Stored data entries
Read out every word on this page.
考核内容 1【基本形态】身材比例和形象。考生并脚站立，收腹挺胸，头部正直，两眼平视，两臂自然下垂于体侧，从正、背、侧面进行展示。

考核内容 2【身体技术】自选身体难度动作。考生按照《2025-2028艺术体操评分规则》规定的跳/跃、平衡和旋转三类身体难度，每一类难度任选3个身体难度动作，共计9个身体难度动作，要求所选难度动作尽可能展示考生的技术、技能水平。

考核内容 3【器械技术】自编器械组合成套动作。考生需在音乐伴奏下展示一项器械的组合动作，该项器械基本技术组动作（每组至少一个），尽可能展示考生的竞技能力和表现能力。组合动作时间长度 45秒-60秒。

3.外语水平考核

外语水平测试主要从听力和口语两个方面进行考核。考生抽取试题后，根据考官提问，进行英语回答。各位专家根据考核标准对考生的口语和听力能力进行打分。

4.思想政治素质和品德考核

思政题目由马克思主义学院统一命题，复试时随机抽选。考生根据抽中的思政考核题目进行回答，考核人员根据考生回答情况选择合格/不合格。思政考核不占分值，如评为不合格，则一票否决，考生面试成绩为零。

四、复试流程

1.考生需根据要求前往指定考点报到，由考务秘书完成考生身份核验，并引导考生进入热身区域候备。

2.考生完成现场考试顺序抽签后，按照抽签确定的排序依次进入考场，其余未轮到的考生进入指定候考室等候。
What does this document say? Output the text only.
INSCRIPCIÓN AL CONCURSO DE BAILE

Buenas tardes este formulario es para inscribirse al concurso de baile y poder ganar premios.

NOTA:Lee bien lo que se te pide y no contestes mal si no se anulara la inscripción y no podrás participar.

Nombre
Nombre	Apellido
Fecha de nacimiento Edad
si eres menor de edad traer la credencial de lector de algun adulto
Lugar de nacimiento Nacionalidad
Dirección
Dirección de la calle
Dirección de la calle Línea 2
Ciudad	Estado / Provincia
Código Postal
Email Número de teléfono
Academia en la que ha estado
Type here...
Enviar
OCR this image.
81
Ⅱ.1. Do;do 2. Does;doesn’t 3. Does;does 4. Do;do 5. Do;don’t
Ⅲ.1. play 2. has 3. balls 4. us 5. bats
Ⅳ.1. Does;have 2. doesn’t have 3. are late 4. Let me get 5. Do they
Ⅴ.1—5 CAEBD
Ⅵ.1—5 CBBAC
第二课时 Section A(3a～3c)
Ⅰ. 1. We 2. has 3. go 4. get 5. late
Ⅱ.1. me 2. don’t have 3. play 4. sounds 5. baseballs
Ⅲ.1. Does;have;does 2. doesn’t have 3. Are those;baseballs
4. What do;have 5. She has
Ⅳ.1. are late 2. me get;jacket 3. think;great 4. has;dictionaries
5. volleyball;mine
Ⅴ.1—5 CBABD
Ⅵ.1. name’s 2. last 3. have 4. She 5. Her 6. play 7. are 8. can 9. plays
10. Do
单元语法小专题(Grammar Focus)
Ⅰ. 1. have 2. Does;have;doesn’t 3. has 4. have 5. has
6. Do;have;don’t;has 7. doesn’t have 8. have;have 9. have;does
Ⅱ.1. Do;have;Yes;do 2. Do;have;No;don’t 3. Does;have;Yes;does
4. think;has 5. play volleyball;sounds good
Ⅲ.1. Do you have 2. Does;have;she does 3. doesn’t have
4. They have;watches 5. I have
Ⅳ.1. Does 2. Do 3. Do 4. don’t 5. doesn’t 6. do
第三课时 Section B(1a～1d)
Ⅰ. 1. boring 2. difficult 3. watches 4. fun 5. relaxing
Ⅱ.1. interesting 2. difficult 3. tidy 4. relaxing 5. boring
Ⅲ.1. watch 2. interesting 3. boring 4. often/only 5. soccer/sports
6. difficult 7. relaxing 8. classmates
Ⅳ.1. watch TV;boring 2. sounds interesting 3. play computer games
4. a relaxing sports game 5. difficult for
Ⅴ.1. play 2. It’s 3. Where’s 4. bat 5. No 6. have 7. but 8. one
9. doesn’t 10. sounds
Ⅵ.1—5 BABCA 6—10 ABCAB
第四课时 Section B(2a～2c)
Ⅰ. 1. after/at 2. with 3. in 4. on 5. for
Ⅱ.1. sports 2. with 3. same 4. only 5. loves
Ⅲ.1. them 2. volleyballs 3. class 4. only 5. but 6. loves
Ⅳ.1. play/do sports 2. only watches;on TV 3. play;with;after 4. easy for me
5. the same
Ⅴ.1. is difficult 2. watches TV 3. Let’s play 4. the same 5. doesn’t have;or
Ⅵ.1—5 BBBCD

▸ Objective
Show, from the material above, each line that includes the string "only".

▸ Answer for this exercise
What does this document say? Output the text only.
Ⅲ.1. watch 2. interesting 3. boring 4. often/only 5. soccer/sports
Ⅱ.1. sports 2. with 3. same 4. only 5. loves
Ⅲ.1. them 2. volleyballs 3. class 4. only 5. but 6. loves
Ⅳ.1. play/do sports 2. only watches;on TV 3. play;with;after 4. easy for me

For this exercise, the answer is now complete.